Layout coordinate data
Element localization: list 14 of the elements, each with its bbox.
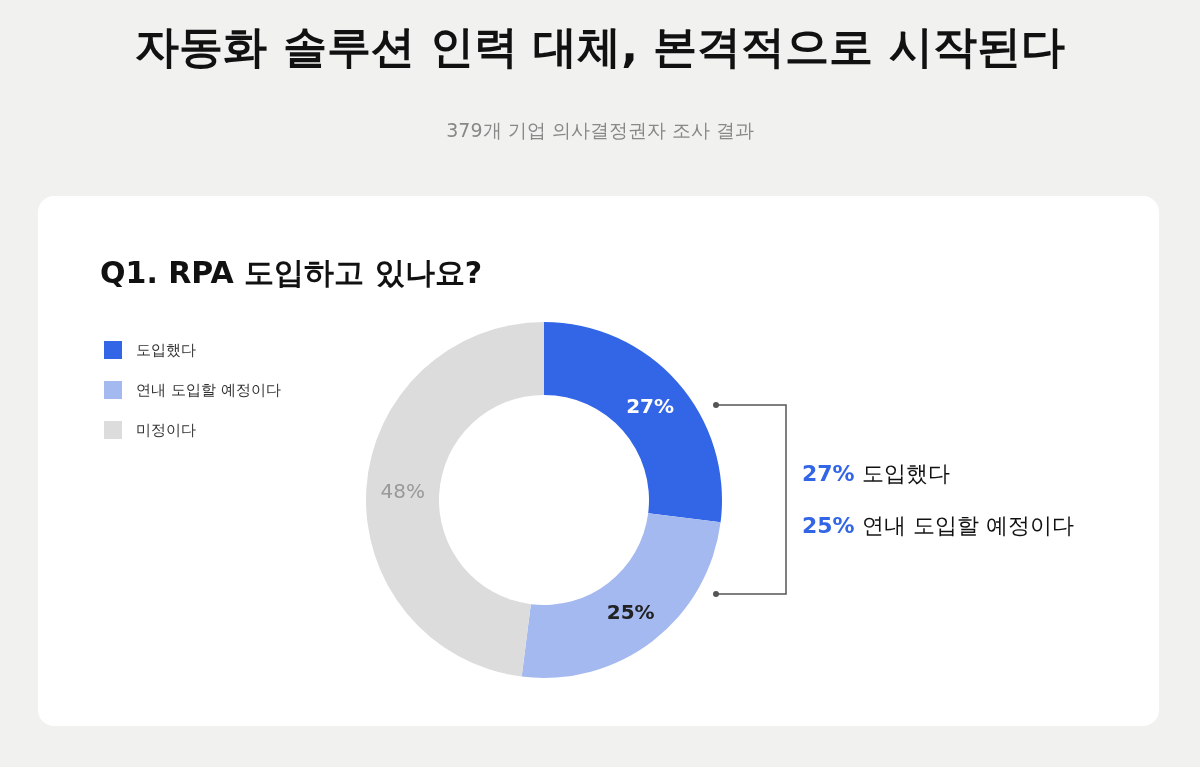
legend-label: 미정이다 (136, 421, 196, 439)
donut-slice (366, 322, 544, 677)
legend-label: 연내 도입할 예정이다 (136, 381, 281, 399)
donut-slice (544, 322, 722, 523)
data-label: 48% (380, 479, 426, 504)
legend-label: 도입했다 (136, 341, 196, 359)
text: 25% 연내 도입할 예정이다 (802, 512, 1074, 538)
data-label: 25% (606, 599, 655, 624)
chart-title: 자동화 솔루션 인력 대체, 본격적으로 시작된다 (135, 21, 1065, 72)
text: 27% 도입했다 (802, 460, 950, 486)
chart-subtitle: 379개 기업 의사결정권자 조사 결과 (446, 119, 754, 141)
donut-slice (521, 513, 721, 678)
data-label: 27% (626, 394, 675, 419)
text: Q1. RPA 도입하고 있나요? (100, 255, 483, 290)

[TASK PROMPT] Repeat all of the data above verbatim, line by line, and leave the pictures out of your answer.

[SOLUTION FOR THIS TASK]
Element localization: list 14 of the elements, each with its bbox.
legend-label: 미정이다 (136, 421, 196, 439)
donut-slice (366, 322, 544, 677)
legend-label: 연내 도입할 예정이다 (136, 381, 281, 399)
donut-slice (544, 322, 722, 523)
data-label: 48% (380, 479, 426, 504)
legend-label: 도입했다 (136, 341, 196, 359)
text: 25% 연내 도입할 예정이다 (802, 512, 1074, 538)
data-label: 25% (606, 599, 655, 624)
chart-title: 자동화 솔루션 인력 대체, 본격적으로 시작된다 (135, 21, 1065, 72)
text: 27% 도입했다 (802, 460, 950, 486)
chart-subtitle: 379개 기업 의사결정권자 조사 결과 (446, 119, 754, 141)
donut-slice (521, 513, 721, 678)
data-label: 27% (626, 394, 675, 419)
text: Q1. RPA 도입하고 있나요? (100, 255, 483, 290)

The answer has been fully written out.